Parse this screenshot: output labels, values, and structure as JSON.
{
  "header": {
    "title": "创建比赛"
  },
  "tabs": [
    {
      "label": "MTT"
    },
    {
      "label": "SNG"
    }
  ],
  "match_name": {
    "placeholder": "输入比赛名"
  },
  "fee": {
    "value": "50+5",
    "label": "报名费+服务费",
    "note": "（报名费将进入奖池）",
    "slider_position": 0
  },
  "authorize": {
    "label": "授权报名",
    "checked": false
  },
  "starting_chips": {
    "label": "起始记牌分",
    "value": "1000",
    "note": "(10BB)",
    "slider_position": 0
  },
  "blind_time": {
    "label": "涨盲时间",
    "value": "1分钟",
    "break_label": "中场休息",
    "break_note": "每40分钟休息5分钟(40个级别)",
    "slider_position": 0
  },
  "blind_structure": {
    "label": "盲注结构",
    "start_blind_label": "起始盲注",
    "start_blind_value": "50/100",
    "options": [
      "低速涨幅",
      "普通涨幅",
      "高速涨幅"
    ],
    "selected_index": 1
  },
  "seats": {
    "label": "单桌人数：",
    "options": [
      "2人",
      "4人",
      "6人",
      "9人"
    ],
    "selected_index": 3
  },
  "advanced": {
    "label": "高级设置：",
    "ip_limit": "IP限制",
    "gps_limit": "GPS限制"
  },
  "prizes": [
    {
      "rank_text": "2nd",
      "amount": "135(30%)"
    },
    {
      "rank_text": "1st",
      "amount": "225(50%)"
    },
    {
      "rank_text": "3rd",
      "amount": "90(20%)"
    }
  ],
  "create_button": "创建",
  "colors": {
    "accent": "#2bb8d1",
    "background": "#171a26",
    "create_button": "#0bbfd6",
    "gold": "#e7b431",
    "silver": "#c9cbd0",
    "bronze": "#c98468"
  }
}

WORK TO COMPLETE: Copy all the lines, exactly.

EXERCISE OUTPUT:
Parse this screenshot: output labels, values, and structure as JSON.
{
  "header": {
    "title": "创建比赛"
  },
  "tabs": [
    {
      "label": "MTT"
    },
    {
      "label": "SNG"
    }
  ],
  "match_name": {
    "placeholder": "输入比赛名"
  },
  "fee": {
    "value": "50+5",
    "label": "报名费+服务费",
    "note": "（报名费将进入奖池）",
    "slider_position": 0
  },
  "authorize": {
    "label": "授权报名",
    "checked": false
  },
  "starting_chips": {
    "label": "起始记牌分",
    "value": "1000",
    "note": "(10BB)",
    "slider_position": 0
  },
  "blind_time": {
    "label": "涨盲时间",
    "value": "1分钟",
    "break_label": "中场休息",
    "break_note": "每40分钟休息5分钟(40个级别)",
    "slider_position": 0
  },
  "blind_structure": {
    "label": "盲注结构",
    "start_blind_label": "起始盲注",
    "start_blind_value": "50/100",
    "options": [
      "低速涨幅",
      "普通涨幅",
      "高速涨幅"
    ],
    "selected_index": 1
  },
  "seats": {
    "label": "单桌人数：",
    "options": [
      "2人",
      "4人",
      "6人",
      "9人"
    ],
    "selected_index": 3
  },
  "advanced": {
    "label": "高级设置：",
    "ip_limit": "IP限制",
    "gps_limit": "GPS限制"
  },
  "prizes": [
    {
      "rank_text": "2nd",
      "amount": "135(30%)"
    },
    {
      "rank_text": "1st",
      "amount": "225(50%)"
    },
    {
      "rank_text": "3rd",
      "amount": "90(20%)"
    }
  ],
  "create_button": "创建",
  "colors": {
    "accent": "#2bb8d1",
    "background": "#171a26",
    "create_button": "#0bbfd6",
    "gold": "#e7b431",
    "silver": "#c9cbd0",
    "bronze": "#c98468"
  }
}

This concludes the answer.